▶ [TASK BRIEF]: Return the records word for word. Any pictures in them are not part of the copy.

▶ [Stored records]:

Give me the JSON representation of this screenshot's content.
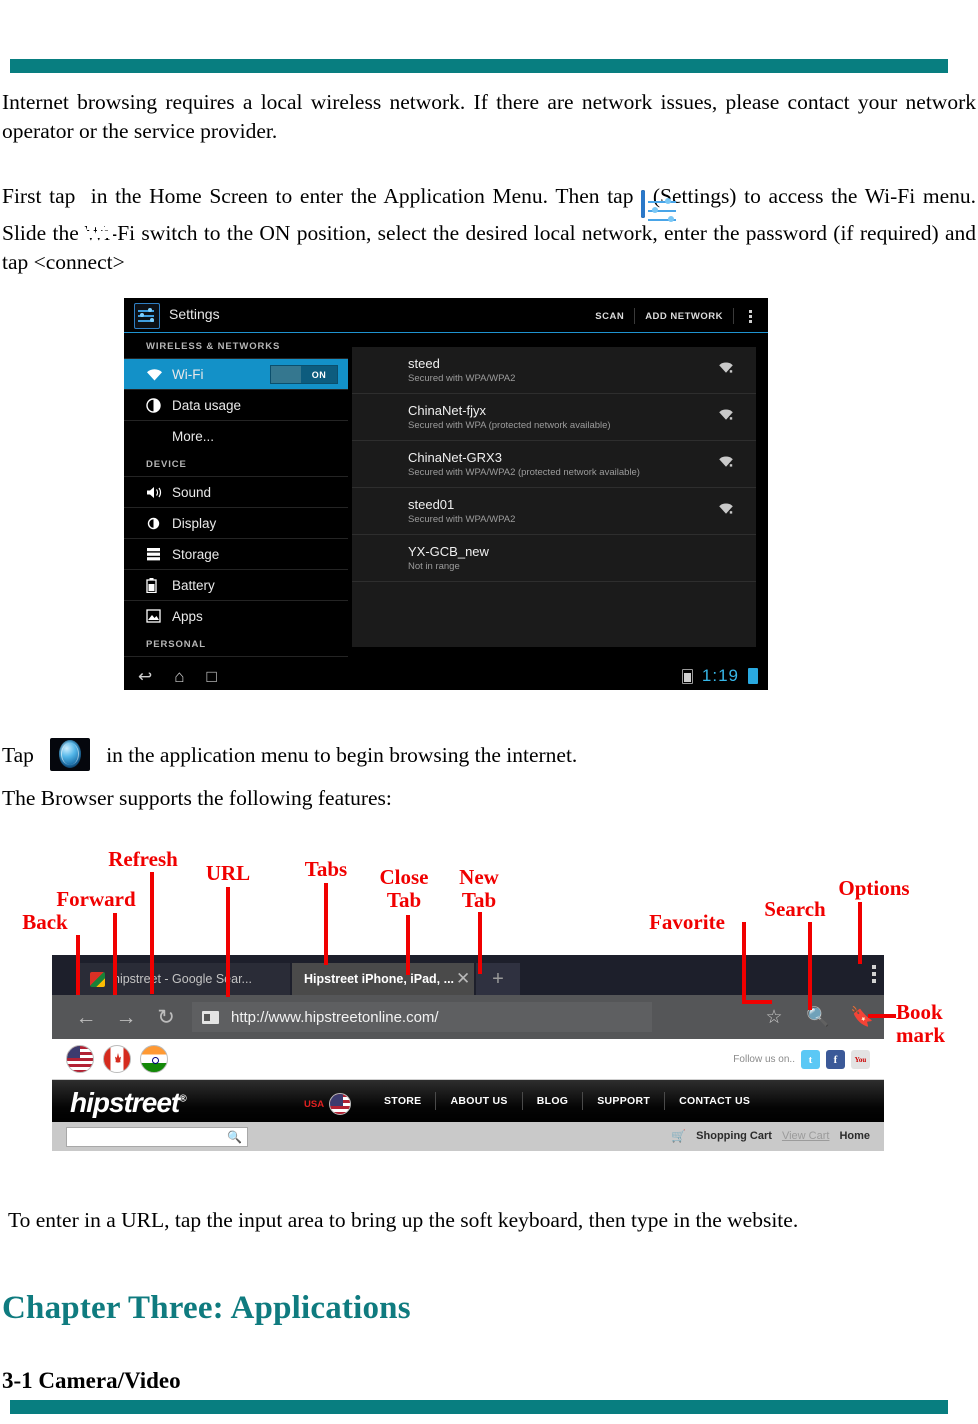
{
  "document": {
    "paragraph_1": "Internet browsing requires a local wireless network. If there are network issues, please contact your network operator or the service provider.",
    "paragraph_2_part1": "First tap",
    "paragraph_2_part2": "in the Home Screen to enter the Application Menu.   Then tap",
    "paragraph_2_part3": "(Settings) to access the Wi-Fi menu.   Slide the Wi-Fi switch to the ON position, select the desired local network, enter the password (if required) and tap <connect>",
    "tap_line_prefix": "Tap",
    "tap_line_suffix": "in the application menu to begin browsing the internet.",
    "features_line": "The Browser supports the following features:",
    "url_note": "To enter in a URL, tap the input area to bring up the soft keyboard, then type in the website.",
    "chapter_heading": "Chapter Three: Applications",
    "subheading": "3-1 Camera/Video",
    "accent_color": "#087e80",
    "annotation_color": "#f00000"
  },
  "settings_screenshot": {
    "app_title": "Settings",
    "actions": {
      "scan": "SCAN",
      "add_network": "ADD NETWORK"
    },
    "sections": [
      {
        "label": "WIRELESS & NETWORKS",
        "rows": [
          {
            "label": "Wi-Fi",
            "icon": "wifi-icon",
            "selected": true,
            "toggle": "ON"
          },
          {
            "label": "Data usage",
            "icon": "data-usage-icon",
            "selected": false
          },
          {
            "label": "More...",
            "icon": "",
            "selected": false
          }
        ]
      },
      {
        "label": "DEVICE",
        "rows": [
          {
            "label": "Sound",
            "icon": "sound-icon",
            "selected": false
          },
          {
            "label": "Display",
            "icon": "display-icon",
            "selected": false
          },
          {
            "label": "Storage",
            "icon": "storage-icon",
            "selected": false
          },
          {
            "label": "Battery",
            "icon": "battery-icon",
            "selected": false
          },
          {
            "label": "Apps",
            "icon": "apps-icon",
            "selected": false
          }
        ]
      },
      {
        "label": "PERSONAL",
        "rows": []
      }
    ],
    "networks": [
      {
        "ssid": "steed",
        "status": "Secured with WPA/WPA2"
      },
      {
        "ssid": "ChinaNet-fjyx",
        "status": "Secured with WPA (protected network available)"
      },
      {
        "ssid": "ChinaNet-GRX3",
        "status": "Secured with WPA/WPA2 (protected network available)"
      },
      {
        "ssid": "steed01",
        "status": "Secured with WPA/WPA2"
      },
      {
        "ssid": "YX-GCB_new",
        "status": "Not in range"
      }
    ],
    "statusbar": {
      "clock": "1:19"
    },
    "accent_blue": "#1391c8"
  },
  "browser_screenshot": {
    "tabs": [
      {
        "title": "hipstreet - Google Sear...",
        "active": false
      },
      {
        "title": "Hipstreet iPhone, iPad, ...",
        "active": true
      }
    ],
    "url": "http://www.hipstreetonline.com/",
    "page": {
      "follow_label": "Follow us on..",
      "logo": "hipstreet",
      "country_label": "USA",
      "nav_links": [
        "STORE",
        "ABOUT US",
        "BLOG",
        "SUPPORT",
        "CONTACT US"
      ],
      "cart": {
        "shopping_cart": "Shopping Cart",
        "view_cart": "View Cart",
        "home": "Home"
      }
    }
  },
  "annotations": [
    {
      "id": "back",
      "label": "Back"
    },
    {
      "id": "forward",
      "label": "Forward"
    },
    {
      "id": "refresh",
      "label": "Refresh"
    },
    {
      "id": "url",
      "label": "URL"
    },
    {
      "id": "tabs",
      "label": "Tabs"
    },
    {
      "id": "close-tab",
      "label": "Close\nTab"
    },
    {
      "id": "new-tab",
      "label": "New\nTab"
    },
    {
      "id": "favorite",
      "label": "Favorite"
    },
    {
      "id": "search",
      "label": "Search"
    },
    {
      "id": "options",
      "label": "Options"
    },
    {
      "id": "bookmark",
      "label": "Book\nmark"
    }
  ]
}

▶ [SOLUTION BELOW]:
Give me the JSON representation of this screenshot's content.
{
  "document": {
    "paragraph_1": "Internet browsing requires a local wireless network. If there are network issues, please contact your network operator or the service provider.",
    "paragraph_2_part1": "First tap",
    "paragraph_2_part2": "in the Home Screen to enter the Application Menu.   Then tap",
    "paragraph_2_part3": "(Settings) to access the Wi-Fi menu.   Slide the Wi-Fi switch to the ON position, select the desired local network, enter the password (if required) and tap <connect>",
    "tap_line_prefix": "Tap",
    "tap_line_suffix": "in the application menu to begin browsing the internet.",
    "features_line": "The Browser supports the following features:",
    "url_note": "To enter in a URL, tap the input area to bring up the soft keyboard, then type in the website.",
    "chapter_heading": "Chapter Three: Applications",
    "subheading": "3-1 Camera/Video",
    "accent_color": "#087e80",
    "annotation_color": "#f00000"
  },
  "settings_screenshot": {
    "app_title": "Settings",
    "actions": {
      "scan": "SCAN",
      "add_network": "ADD NETWORK"
    },
    "sections": [
      {
        "label": "WIRELESS & NETWORKS",
        "rows": [
          {
            "label": "Wi-Fi",
            "icon": "wifi-icon",
            "selected": true,
            "toggle": "ON"
          },
          {
            "label": "Data usage",
            "icon": "data-usage-icon",
            "selected": false
          },
          {
            "label": "More...",
            "icon": "",
            "selected": false
          }
        ]
      },
      {
        "label": "DEVICE",
        "rows": [
          {
            "label": "Sound",
            "icon": "sound-icon",
            "selected": false
          },
          {
            "label": "Display",
            "icon": "display-icon",
            "selected": false
          },
          {
            "label": "Storage",
            "icon": "storage-icon",
            "selected": false
          },
          {
            "label": "Battery",
            "icon": "battery-icon",
            "selected": false
          },
          {
            "label": "Apps",
            "icon": "apps-icon",
            "selected": false
          }
        ]
      },
      {
        "label": "PERSONAL",
        "rows": []
      }
    ],
    "networks": [
      {
        "ssid": "steed",
        "status": "Secured with WPA/WPA2"
      },
      {
        "ssid": "ChinaNet-fjyx",
        "status": "Secured with WPA (protected network available)"
      },
      {
        "ssid": "ChinaNet-GRX3",
        "status": "Secured with WPA/WPA2 (protected network available)"
      },
      {
        "ssid": "steed01",
        "status": "Secured with WPA/WPA2"
      },
      {
        "ssid": "YX-GCB_new",
        "status": "Not in range"
      }
    ],
    "statusbar": {
      "clock": "1:19"
    },
    "accent_blue": "#1391c8"
  },
  "browser_screenshot": {
    "tabs": [
      {
        "title": "hipstreet - Google Sear...",
        "active": false
      },
      {
        "title": "Hipstreet iPhone, iPad, ...",
        "active": true
      }
    ],
    "url": "http://www.hipstreetonline.com/",
    "page": {
      "follow_label": "Follow us on..",
      "logo": "hipstreet",
      "country_label": "USA",
      "nav_links": [
        "STORE",
        "ABOUT US",
        "BLOG",
        "SUPPORT",
        "CONTACT US"
      ],
      "cart": {
        "shopping_cart": "Shopping Cart",
        "view_cart": "View Cart",
        "home": "Home"
      }
    }
  },
  "annotations": [
    {
      "id": "back",
      "label": "Back"
    },
    {
      "id": "forward",
      "label": "Forward"
    },
    {
      "id": "refresh",
      "label": "Refresh"
    },
    {
      "id": "url",
      "label": "URL"
    },
    {
      "id": "tabs",
      "label": "Tabs"
    },
    {
      "id": "close-tab",
      "label": "Close\nTab"
    },
    {
      "id": "new-tab",
      "label": "New\nTab"
    },
    {
      "id": "favorite",
      "label": "Favorite"
    },
    {
      "id": "search",
      "label": "Search"
    },
    {
      "id": "options",
      "label": "Options"
    },
    {
      "id": "bookmark",
      "label": "Book\nmark"
    }
  ]
}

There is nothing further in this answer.